| Provided data |
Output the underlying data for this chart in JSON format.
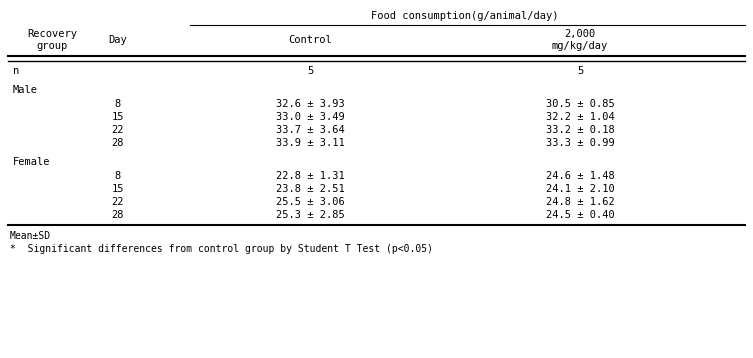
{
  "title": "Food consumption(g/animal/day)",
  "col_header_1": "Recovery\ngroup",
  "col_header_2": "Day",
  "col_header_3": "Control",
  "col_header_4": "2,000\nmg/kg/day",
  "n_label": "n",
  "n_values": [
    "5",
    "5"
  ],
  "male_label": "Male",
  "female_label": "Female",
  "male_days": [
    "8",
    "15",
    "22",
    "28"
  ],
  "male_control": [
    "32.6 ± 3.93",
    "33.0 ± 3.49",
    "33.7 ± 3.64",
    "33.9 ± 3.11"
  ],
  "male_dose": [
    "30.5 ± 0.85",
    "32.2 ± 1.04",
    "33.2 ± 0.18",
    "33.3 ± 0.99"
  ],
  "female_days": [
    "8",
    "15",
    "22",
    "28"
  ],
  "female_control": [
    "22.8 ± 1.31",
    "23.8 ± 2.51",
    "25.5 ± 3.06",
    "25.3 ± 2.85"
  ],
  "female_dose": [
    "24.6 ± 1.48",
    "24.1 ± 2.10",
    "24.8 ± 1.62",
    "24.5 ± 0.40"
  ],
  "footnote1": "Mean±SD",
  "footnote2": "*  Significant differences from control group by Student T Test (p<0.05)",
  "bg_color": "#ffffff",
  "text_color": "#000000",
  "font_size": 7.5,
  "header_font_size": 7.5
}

| Given exercise |
Transcribe the complete set of entries verbatim. No pictures belong in the copy.

| Task output |
Output the underlying data for this chart in JSON format.
{
  "title": "Food consumption(g/animal/day)",
  "col_header_1": "Recovery\ngroup",
  "col_header_2": "Day",
  "col_header_3": "Control",
  "col_header_4": "2,000\nmg/kg/day",
  "n_label": "n",
  "n_values": [
    "5",
    "5"
  ],
  "male_label": "Male",
  "female_label": "Female",
  "male_days": [
    "8",
    "15",
    "22",
    "28"
  ],
  "male_control": [
    "32.6 ± 3.93",
    "33.0 ± 3.49",
    "33.7 ± 3.64",
    "33.9 ± 3.11"
  ],
  "male_dose": [
    "30.5 ± 0.85",
    "32.2 ± 1.04",
    "33.2 ± 0.18",
    "33.3 ± 0.99"
  ],
  "female_days": [
    "8",
    "15",
    "22",
    "28"
  ],
  "female_control": [
    "22.8 ± 1.31",
    "23.8 ± 2.51",
    "25.5 ± 3.06",
    "25.3 ± 2.85"
  ],
  "female_dose": [
    "24.6 ± 1.48",
    "24.1 ± 2.10",
    "24.8 ± 1.62",
    "24.5 ± 0.40"
  ],
  "footnote1": "Mean±SD",
  "footnote2": "*  Significant differences from control group by Student T Test (p<0.05)",
  "bg_color": "#ffffff",
  "text_color": "#000000",
  "font_size": 7.5,
  "header_font_size": 7.5
}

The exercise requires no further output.